### [CHALLENGE]
Write every line out verbatim and omit the pictures.

### [DATASET ROWS]
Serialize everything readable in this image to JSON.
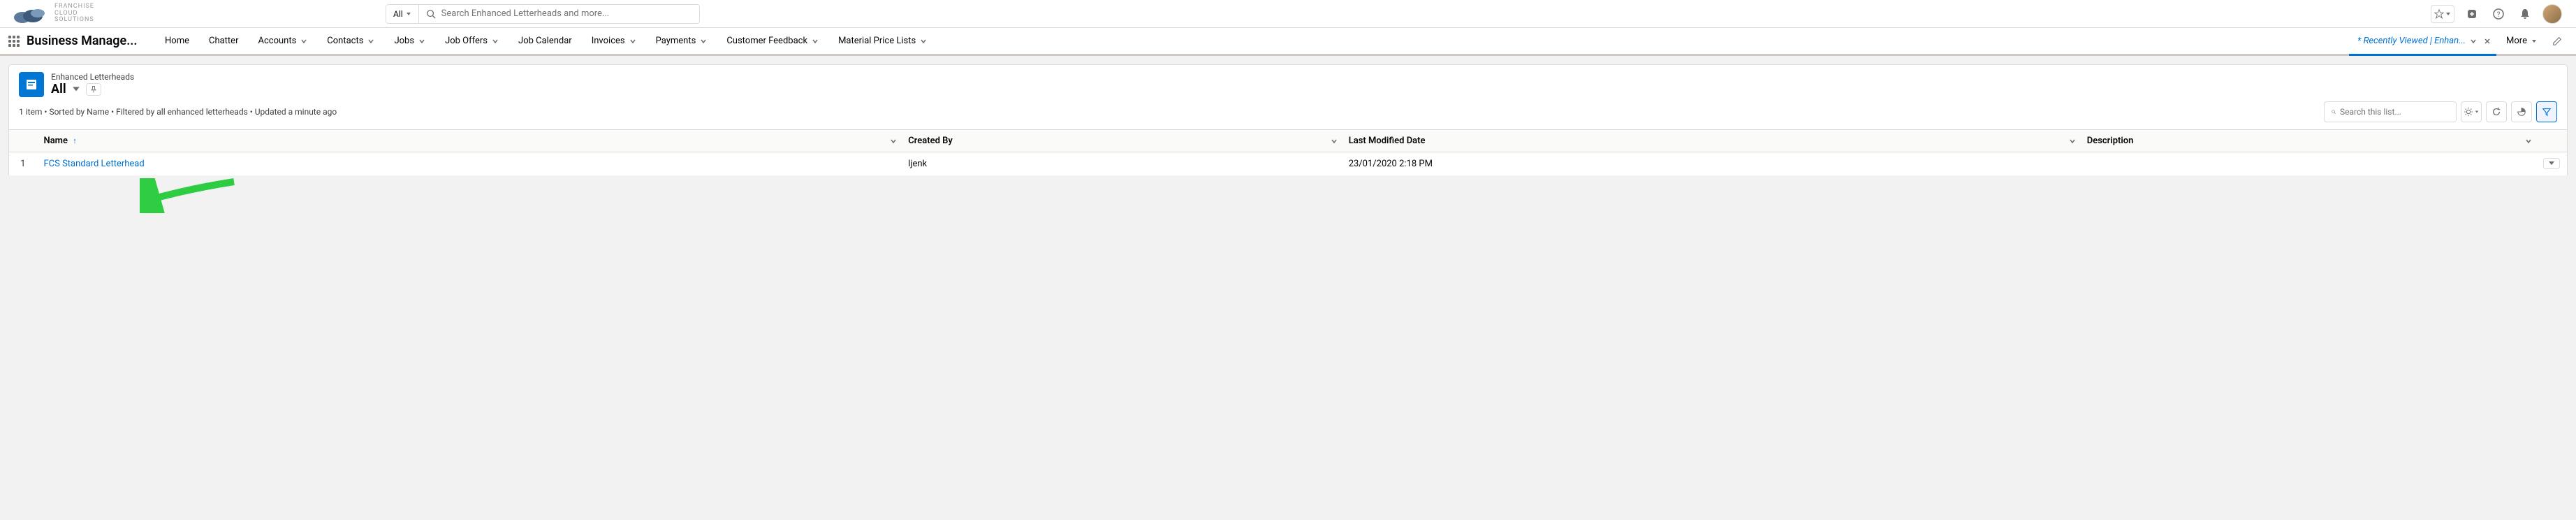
{
  "logo": {
    "line1": "FRANCHISE",
    "line2": "CLOUD",
    "line3": "SOLUTIONS"
  },
  "header": {
    "search_scope": "All",
    "search_placeholder": "Search Enhanced Letterheads and more..."
  },
  "app": {
    "name": "Business Manage..."
  },
  "nav": {
    "items": [
      {
        "label": "Home",
        "dd": false
      },
      {
        "label": "Chatter",
        "dd": false
      },
      {
        "label": "Accounts",
        "dd": true
      },
      {
        "label": "Contacts",
        "dd": true
      },
      {
        "label": "Jobs",
        "dd": true
      },
      {
        "label": "Job Offers",
        "dd": true
      },
      {
        "label": "Job Calendar",
        "dd": false
      },
      {
        "label": "Invoices",
        "dd": true
      },
      {
        "label": "Payments",
        "dd": true
      },
      {
        "label": "Customer Feedback",
        "dd": true
      },
      {
        "label": "Material Price Lists",
        "dd": true
      }
    ],
    "current_tab": "* Recently Viewed | Enhan...",
    "more": "More"
  },
  "object": {
    "type": "Enhanced Letterheads",
    "view": "All"
  },
  "list_meta": "1 item • Sorted by Name • Filtered by all enhanced letterheads • Updated a minute ago",
  "list_search_placeholder": "Search this list...",
  "columns": {
    "name": "Name",
    "created_by": "Created By",
    "last_modified": "Last Modified Date",
    "description": "Description"
  },
  "rows": [
    {
      "num": "1",
      "name": "FCS Standard Letterhead",
      "created_by": "ljenk",
      "last_modified": "23/01/2020 2:18 PM",
      "description": ""
    }
  ]
}
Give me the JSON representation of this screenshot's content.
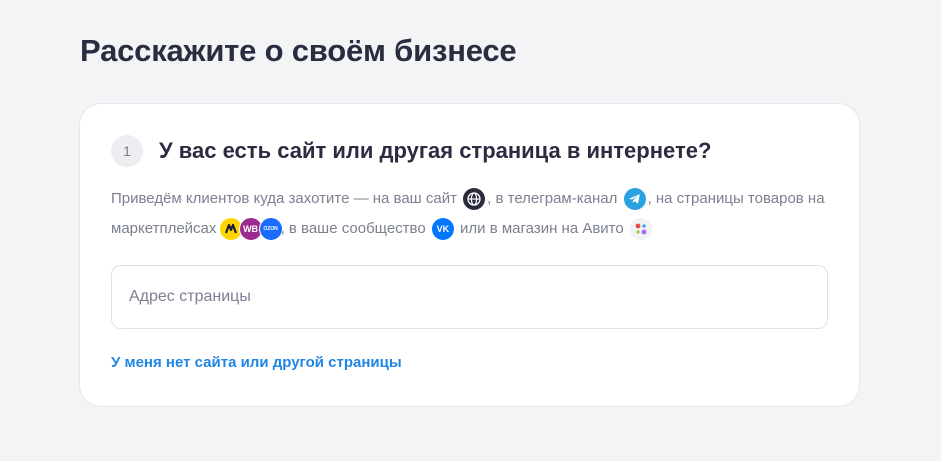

### [REPLY]
Serialize everything readable in this image to JSON.
{
  "logo": {
    "line1": "FRANCHISE",
    "line2": "CLOUD",
    "line3": "SOLUTIONS"
  },
  "header": {
    "search_scope": "All",
    "search_placeholder": "Search Enhanced Letterheads and more..."
  },
  "app": {
    "name": "Business Manage..."
  },
  "nav": {
    "items": [
      {
        "label": "Home",
        "dd": false
      },
      {
        "label": "Chatter",
        "dd": false
      },
      {
        "label": "Accounts",
        "dd": true
      },
      {
        "label": "Contacts",
        "dd": true
      },
      {
        "label": "Jobs",
        "dd": true
      },
      {
        "label": "Job Offers",
        "dd": true
      },
      {
        "label": "Job Calendar",
        "dd": false
      },
      {
        "label": "Invoices",
        "dd": true
      },
      {
        "label": "Payments",
        "dd": true
      },
      {
        "label": "Customer Feedback",
        "dd": true
      },
      {
        "label": "Material Price Lists",
        "dd": true
      }
    ],
    "current_tab": "* Recently Viewed | Enhan...",
    "more": "More"
  },
  "object": {
    "type": "Enhanced Letterheads",
    "view": "All"
  },
  "list_meta": "1 item • Sorted by Name • Filtered by all enhanced letterheads • Updated a minute ago",
  "list_search_placeholder": "Search this list...",
  "columns": {
    "name": "Name",
    "created_by": "Created By",
    "last_modified": "Last Modified Date",
    "description": "Description"
  },
  "rows": [
    {
      "num": "1",
      "name": "FCS Standard Letterhead",
      "created_by": "ljenk",
      "last_modified": "23/01/2020 2:18 PM",
      "description": ""
    }
  ]
}
Give me the JSON representation of this screenshot's content.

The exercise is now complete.